Make an exact copy of all the data.

----------------------------------------

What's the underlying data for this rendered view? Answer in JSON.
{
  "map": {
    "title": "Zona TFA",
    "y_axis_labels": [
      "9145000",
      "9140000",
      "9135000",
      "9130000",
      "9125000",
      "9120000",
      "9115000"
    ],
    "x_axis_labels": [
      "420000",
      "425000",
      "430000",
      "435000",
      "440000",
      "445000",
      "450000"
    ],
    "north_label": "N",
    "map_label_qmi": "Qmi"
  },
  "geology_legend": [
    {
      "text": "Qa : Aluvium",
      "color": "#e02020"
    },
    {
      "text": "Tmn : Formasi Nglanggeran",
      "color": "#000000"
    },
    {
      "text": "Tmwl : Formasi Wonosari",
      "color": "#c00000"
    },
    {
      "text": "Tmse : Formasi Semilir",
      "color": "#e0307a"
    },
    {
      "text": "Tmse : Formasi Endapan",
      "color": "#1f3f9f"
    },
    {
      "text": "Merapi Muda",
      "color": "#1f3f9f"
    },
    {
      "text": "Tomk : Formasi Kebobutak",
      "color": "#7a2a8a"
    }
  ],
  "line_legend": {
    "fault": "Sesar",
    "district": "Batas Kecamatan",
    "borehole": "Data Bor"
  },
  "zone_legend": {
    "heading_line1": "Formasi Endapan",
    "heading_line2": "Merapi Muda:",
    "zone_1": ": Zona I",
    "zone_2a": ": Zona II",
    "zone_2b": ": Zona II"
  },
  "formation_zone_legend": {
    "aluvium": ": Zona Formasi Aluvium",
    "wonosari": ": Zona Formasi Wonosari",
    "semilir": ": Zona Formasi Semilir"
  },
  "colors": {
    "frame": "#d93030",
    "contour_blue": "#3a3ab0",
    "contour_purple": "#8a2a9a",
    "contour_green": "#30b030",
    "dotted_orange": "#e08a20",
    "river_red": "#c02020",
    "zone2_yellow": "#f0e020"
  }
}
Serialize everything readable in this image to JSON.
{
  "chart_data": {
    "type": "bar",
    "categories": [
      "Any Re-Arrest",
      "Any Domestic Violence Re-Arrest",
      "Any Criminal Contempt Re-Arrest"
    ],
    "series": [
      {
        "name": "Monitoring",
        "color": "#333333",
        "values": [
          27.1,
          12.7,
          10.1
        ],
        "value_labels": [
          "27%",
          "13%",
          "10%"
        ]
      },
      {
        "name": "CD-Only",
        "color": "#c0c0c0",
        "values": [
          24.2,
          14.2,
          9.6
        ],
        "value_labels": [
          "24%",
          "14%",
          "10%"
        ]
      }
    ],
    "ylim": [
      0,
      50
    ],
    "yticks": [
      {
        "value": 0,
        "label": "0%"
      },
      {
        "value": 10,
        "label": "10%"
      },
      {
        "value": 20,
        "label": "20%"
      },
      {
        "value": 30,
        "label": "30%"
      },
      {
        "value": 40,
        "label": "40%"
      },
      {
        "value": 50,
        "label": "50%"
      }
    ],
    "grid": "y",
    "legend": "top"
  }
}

----------------------------------------

◆ **Answer for the task**:
What's the underlying data for this rendered view? Answer in JSON.
{
  "map": {
    "title": "Zona TFA",
    "y_axis_labels": [
      "9145000",
      "9140000",
      "9135000",
      "9130000",
      "9125000",
      "9120000",
      "9115000"
    ],
    "x_axis_labels": [
      "420000",
      "425000",
      "430000",
      "435000",
      "440000",
      "445000",
      "450000"
    ],
    "north_label": "N",
    "map_label_qmi": "Qmi"
  },
  "geology_legend": [
    {
      "text": "Qa : Aluvium",
      "color": "#e02020"
    },
    {
      "text": "Tmn : Formasi Nglanggeran",
      "color": "#000000"
    },
    {
      "text": "Tmwl : Formasi Wonosari",
      "color": "#c00000"
    },
    {
      "text": "Tmse : Formasi Semilir",
      "color": "#e0307a"
    },
    {
      "text": "Tmse : Formasi Endapan",
      "color": "#1f3f9f"
    },
    {
      "text": "Merapi Muda",
      "color": "#1f3f9f"
    },
    {
      "text": "Tomk : Formasi Kebobutak",
      "color": "#7a2a8a"
    }
  ],
  "line_legend": {
    "fault": "Sesar",
    "district": "Batas Kecamatan",
    "borehole": "Data Bor"
  },
  "zone_legend": {
    "heading_line1": "Formasi Endapan",
    "heading_line2": "Merapi Muda:",
    "zone_1": ": Zona I",
    "zone_2a": ": Zona II",
    "zone_2b": ": Zona II"
  },
  "formation_zone_legend": {
    "aluvium": ": Zona Formasi Aluvium",
    "wonosari": ": Zona Formasi Wonosari",
    "semilir": ": Zona Formasi Semilir"
  },
  "colors": {
    "frame": "#d93030",
    "contour_blue": "#3a3ab0",
    "contour_purple": "#8a2a9a",
    "contour_green": "#30b030",
    "dotted_orange": "#e08a20",
    "river_red": "#c02020",
    "zone2_yellow": "#f0e020"
  }
}
Serialize everything readable in this image to JSON.
{
  "chart_data": {
    "type": "bar",
    "categories": [
      "Any Re-Arrest",
      "Any Domestic Violence Re-Arrest",
      "Any Criminal Contempt Re-Arrest"
    ],
    "series": [
      {
        "name": "Monitoring",
        "color": "#333333",
        "values": [
          27.1,
          12.7,
          10.1
        ],
        "value_labels": [
          "27%",
          "13%",
          "10%"
        ]
      },
      {
        "name": "CD-Only",
        "color": "#c0c0c0",
        "values": [
          24.2,
          14.2,
          9.6
        ],
        "value_labels": [
          "24%",
          "14%",
          "10%"
        ]
      }
    ],
    "ylim": [
      0,
      50
    ],
    "yticks": [
      {
        "value": 0,
        "label": "0%"
      },
      {
        "value": 10,
        "label": "10%"
      },
      {
        "value": 20,
        "label": "20%"
      },
      {
        "value": 30,
        "label": "30%"
      },
      {
        "value": 40,
        "label": "40%"
      },
      {
        "value": 50,
        "label": "50%"
      }
    ],
    "grid": "y",
    "legend": "top"
  }
}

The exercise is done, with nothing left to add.